Texto de la página:
::::::

«Nadie ha subido al cielo, sino el que bajó del cielo»

En este Domingo XXIV del Tiempo Ordinario, la Iglesia nos propone conmemorar en el día del Señor la Exaltación de la Cruz que se celebra siempre el 14 de septiembre con motivo de la dedicación de la Basílica del Santo Sepulcro en Jerusalén.
En el calendario litúrgico tenemos 3 fiestas que giran alrededor de la cruz y que convienen diferenciar. La fiesta por antonomasia es el Viernes Santo; le sigue la Fiesta de la Cruz celebrada el 3 de Mayo para conmemorar el día en que Santa Elena encontró en Jerusalén la cruz en la que fue crucificado el Señor Jesús en el 326 d.C.; y, por último, en relación con la fiesta anterior, tal día como hoy, el 14 de septiembre, la exaltación de la Cruz, se conmemora el día de la consagración de la Basílica del Santo Sepulcro en Jerusalén o de la Anastasis en el año 335 d.C.
De nuevo, en este domingo, la Iglesia propone a los creyentes volver sus miradas a la cruz para contemplar su incomprensible sabiduría, locura e imbecilidad para la sabiduría del mundo.

::::::

Instrucciones:
A – Repite el fragmento del texto sobre la Exaltación de la Cruz que empieza con "En este Domingo XXIV" y sigue hasta "año 335 d.C.".
B – Según el texto sobre la Exaltación de la Cruz, ¿en qué año encontró Santa Elena en Jerusalén la cruz en la que fue crucificado Jesús?

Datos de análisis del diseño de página
::::::

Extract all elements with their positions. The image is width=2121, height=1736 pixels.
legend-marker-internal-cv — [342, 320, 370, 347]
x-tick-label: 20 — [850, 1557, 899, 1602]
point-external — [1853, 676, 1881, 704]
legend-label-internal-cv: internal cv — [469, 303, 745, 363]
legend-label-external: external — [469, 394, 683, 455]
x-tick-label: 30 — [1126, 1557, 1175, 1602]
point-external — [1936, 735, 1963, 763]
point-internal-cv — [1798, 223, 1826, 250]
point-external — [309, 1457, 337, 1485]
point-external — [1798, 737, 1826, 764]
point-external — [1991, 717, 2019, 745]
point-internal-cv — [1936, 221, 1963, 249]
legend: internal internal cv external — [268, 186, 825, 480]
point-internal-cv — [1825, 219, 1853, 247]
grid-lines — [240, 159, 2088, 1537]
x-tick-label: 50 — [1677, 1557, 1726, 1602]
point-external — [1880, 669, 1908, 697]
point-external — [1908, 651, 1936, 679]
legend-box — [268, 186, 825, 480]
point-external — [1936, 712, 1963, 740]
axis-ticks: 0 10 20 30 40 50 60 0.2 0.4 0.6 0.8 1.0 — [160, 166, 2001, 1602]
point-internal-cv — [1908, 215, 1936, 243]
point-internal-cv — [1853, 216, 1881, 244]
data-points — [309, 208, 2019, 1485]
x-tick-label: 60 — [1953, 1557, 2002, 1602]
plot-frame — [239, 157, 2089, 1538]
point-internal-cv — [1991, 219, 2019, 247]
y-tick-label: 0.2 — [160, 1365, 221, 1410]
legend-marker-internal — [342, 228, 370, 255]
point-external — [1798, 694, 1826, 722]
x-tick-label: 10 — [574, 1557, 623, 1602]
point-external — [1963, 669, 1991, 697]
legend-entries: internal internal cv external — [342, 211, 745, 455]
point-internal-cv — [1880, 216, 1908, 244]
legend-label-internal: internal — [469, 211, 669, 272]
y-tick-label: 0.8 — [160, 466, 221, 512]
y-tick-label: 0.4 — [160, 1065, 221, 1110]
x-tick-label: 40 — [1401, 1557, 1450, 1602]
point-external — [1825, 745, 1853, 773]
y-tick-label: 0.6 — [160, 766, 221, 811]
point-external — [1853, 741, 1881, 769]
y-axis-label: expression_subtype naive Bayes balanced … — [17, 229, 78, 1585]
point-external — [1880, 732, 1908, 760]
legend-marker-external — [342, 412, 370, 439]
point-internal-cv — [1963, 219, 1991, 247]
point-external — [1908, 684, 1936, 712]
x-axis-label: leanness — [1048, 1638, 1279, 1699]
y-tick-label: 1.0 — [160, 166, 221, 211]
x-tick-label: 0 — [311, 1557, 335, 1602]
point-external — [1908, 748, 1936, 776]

::::::

Respuestas por tarea:
A –
En este Domingo XXIV del Tiempo Ordinario, la Iglesia nos propone conmemorar en el día del Señor la Exaltación de la Cruz que se celebra siempre el 14 de septiembre con motivo de la dedicación de la Basílica del Santo Sepulcro en Jerusalén.
En el calendario litúrgico tenemos 3 fiestas que giran alrededor de la cruz y que convienen diferenciar. La fiesta por antonomasia es el Viernes Santo; le sigue la Fiesta de la Cruz celebrada el 3 de Mayo para conmemorar el día en que Santa Elena encontró en Jerusalén la cruz en la que fue crucificado el Señor Jesús en el 326 d.C.; y, por último, en relación con la fiesta anterior, tal día como hoy, el 14 de septiembre, la exaltación de la Cruz, se conmemora el día de la consagración de la Basílica del Santo Sepulcro en Jerusalén o de la Anastasis en el año 335 d.C.

B – En el 326 d.C.